PROVIDED RECORDS ::

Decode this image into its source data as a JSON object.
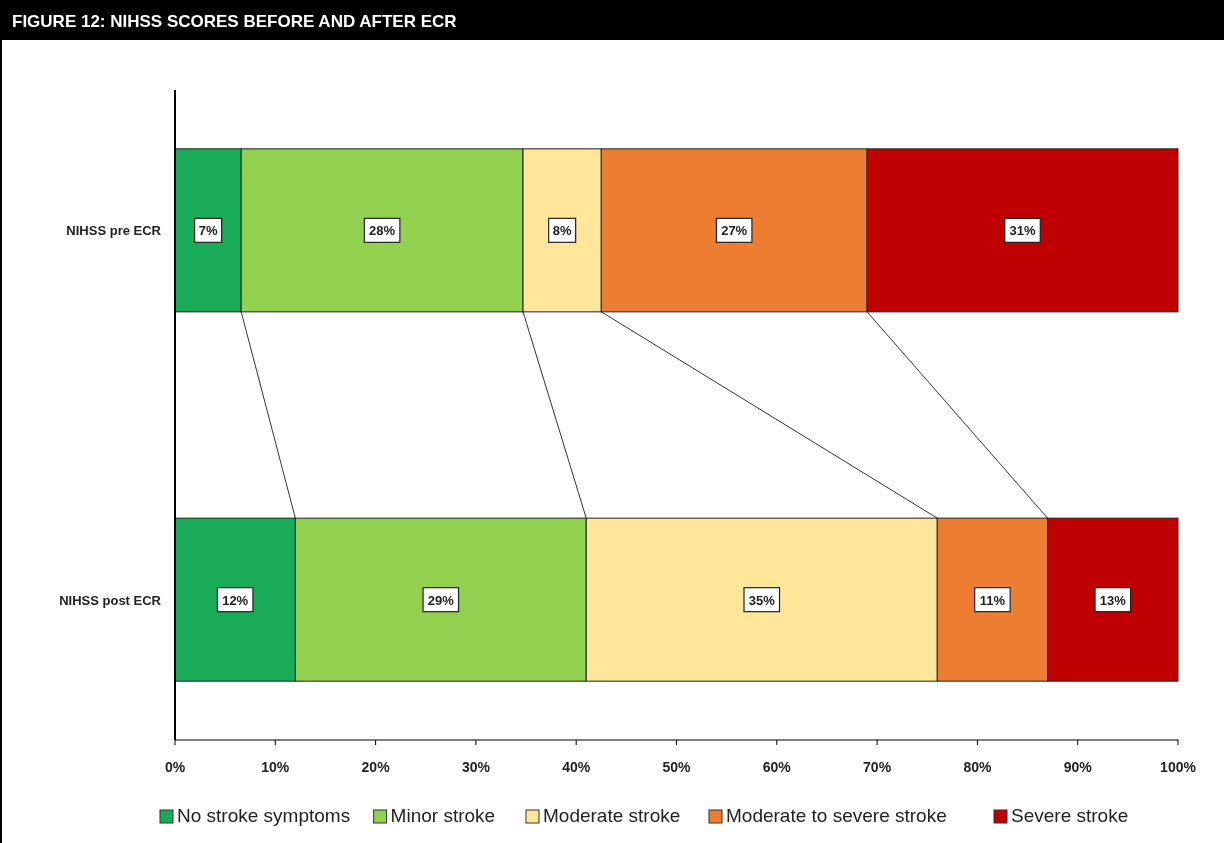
{
  "chart_data": {
    "type": "bar",
    "orientation": "horizontal",
    "stacked": true,
    "title": "FIGURE 12: NIHSS SCORES BEFORE AND AFTER ECR",
    "categories": [
      "NIHSS pre ECR",
      "NIHSS post ECR"
    ],
    "series": [
      {
        "name": "No stroke symptoms",
        "color": "#1aab58",
        "values": [
          6.6,
          12
        ],
        "value_labels": [
          "7%",
          "12%"
        ]
      },
      {
        "name": "Minor stroke",
        "color": "#92d050",
        "values": [
          28.1,
          29
        ],
        "value_labels": [
          "28%",
          "29%"
        ]
      },
      {
        "name": "Moderate stroke",
        "color": "#ffe699",
        "values": [
          7.8,
          35
        ],
        "value_labels": [
          "8%",
          "35%"
        ]
      },
      {
        "name": "Moderate to severe stroke",
        "color": "#ed7d31",
        "values": [
          26.5,
          11
        ],
        "value_labels": [
          "27%",
          "11%"
        ]
      },
      {
        "name": "Severe stroke",
        "color": "#c00000",
        "values": [
          31,
          13
        ],
        "value_labels": [
          "31%",
          "13%"
        ]
      }
    ],
    "xlim": [
      0,
      100
    ],
    "xticks": [
      {
        "value": 0,
        "label": "0%"
      },
      {
        "value": 10,
        "label": "10%"
      },
      {
        "value": 20,
        "label": "20%"
      },
      {
        "value": 30,
        "label": "30%"
      },
      {
        "value": 40,
        "label": "40%"
      },
      {
        "value": 50,
        "label": "50%"
      },
      {
        "value": 60,
        "label": "60%"
      },
      {
        "value": 70,
        "label": "70%"
      },
      {
        "value": 80,
        "label": "80%"
      },
      {
        "value": 90,
        "label": "90%"
      },
      {
        "value": 100,
        "label": "100%"
      }
    ],
    "grid": false,
    "legend": "bottom"
  }
}
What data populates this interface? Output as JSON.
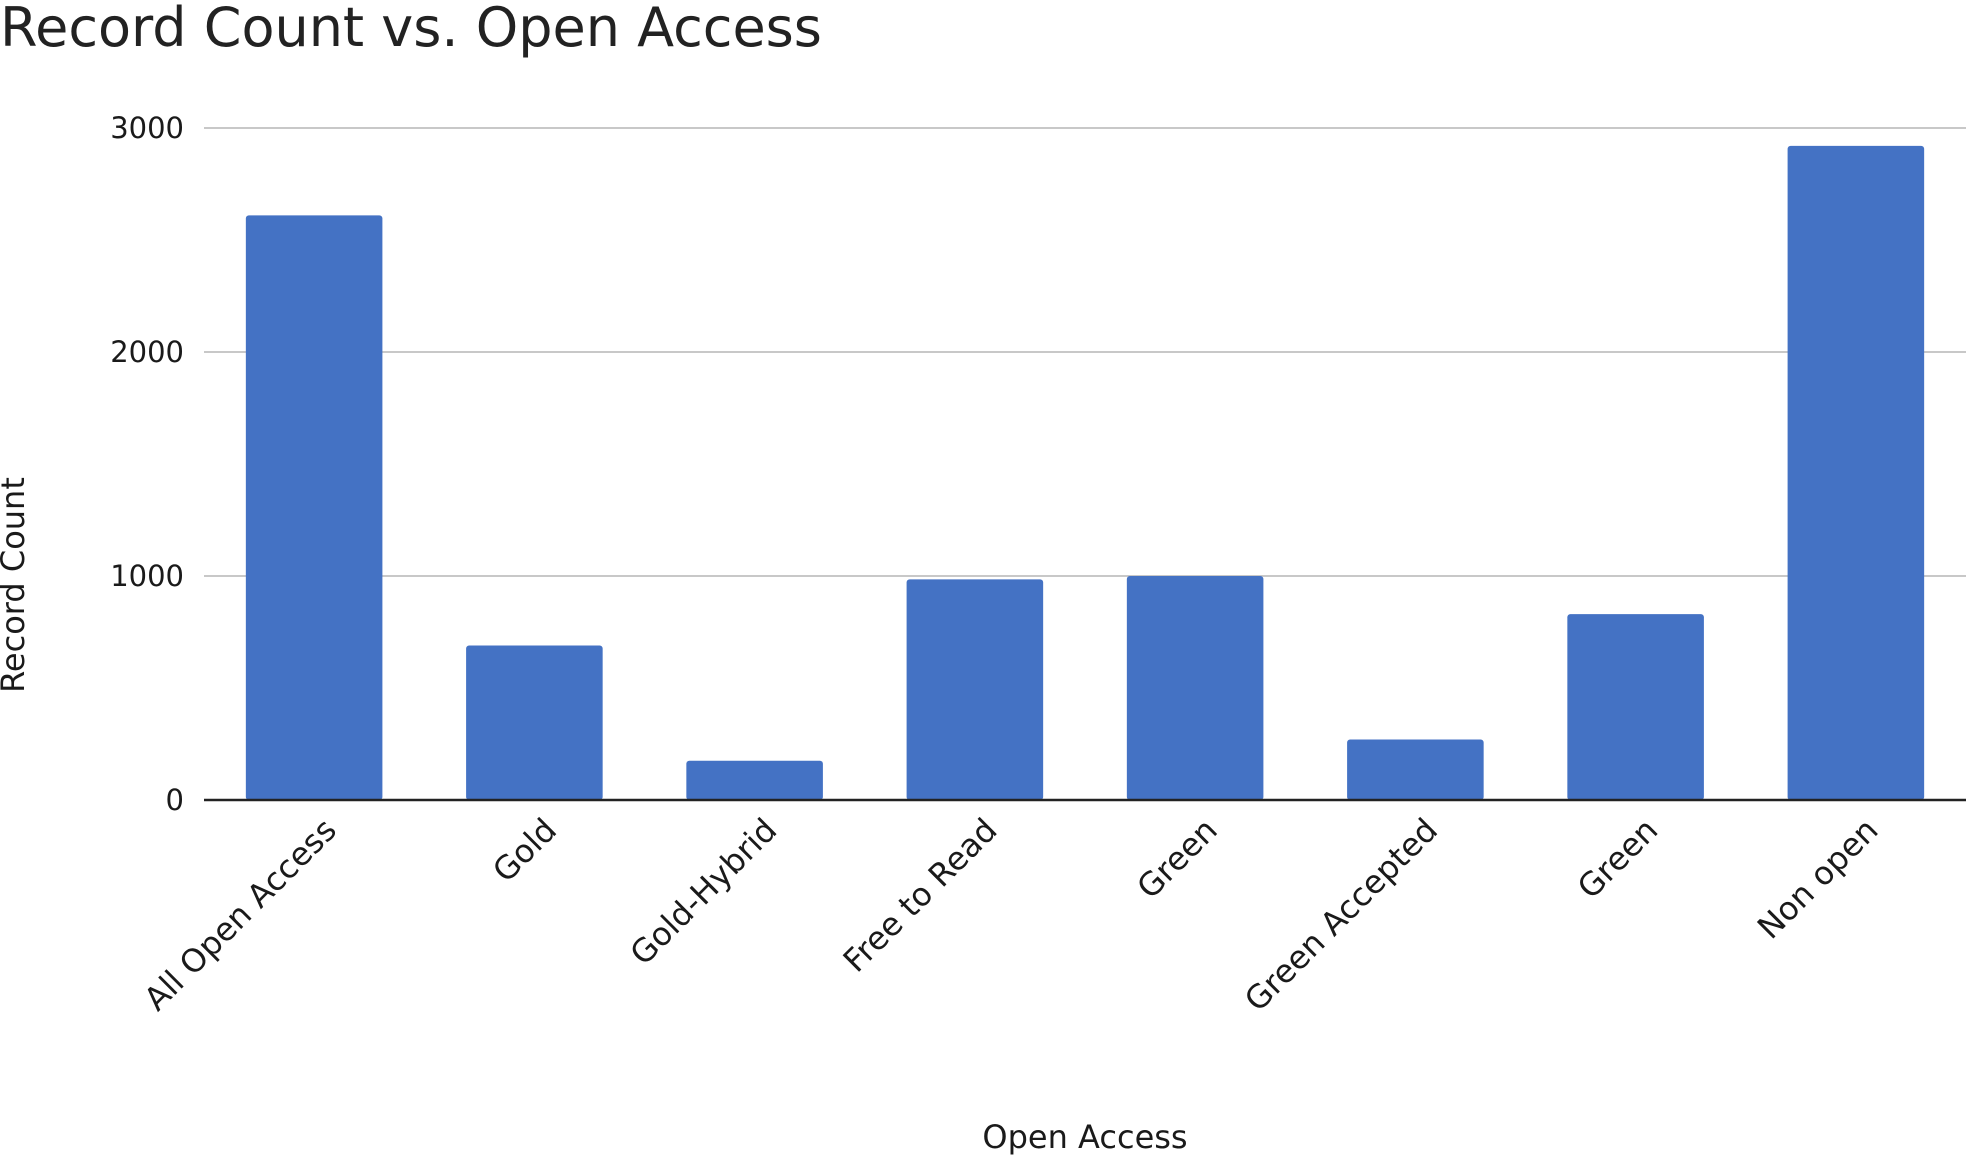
{
  "chart_data": {
    "type": "bar",
    "title": "Record Count vs. Open Access",
    "xlabel": "Open Access",
    "ylabel": "Record Count",
    "categories": [
      "All Open Access",
      "Gold",
      "Gold-Hybrid",
      "Free to Read",
      "Green",
      "Green Accepted",
      "Green",
      "Non open"
    ],
    "values": [
      2610,
      690,
      175,
      985,
      1000,
      270,
      830,
      2920
    ],
    "ylim": [
      0,
      3000
    ],
    "yticks": [
      0,
      1000,
      2000,
      3000
    ],
    "grid": true,
    "legend": "none",
    "colors": {
      "bar": "#4472C4",
      "grid": "#c8c8c8",
      "axis": "#222222"
    }
  }
}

WRITTEN TASK :: Pictures are not part of the copy. Extract exactly the lines from the line containing "What data populates" through the final line of the entries above, both included.

COMPLETE RESPONSE ::
What data populates this interface? Output as JSON.
{
  "chart_data": {
    "type": "bar",
    "title": "Record Count vs. Open Access",
    "xlabel": "Open Access",
    "ylabel": "Record Count",
    "categories": [
      "All Open Access",
      "Gold",
      "Gold-Hybrid",
      "Free to Read",
      "Green",
      "Green Accepted",
      "Green",
      "Non open"
    ],
    "values": [
      2610,
      690,
      175,
      985,
      1000,
      270,
      830,
      2920
    ],
    "ylim": [
      0,
      3000
    ],
    "yticks": [
      0,
      1000,
      2000,
      3000
    ],
    "grid": true,
    "legend": "none",
    "colors": {
      "bar": "#4472C4",
      "grid": "#c8c8c8",
      "axis": "#222222"
    }
  }
}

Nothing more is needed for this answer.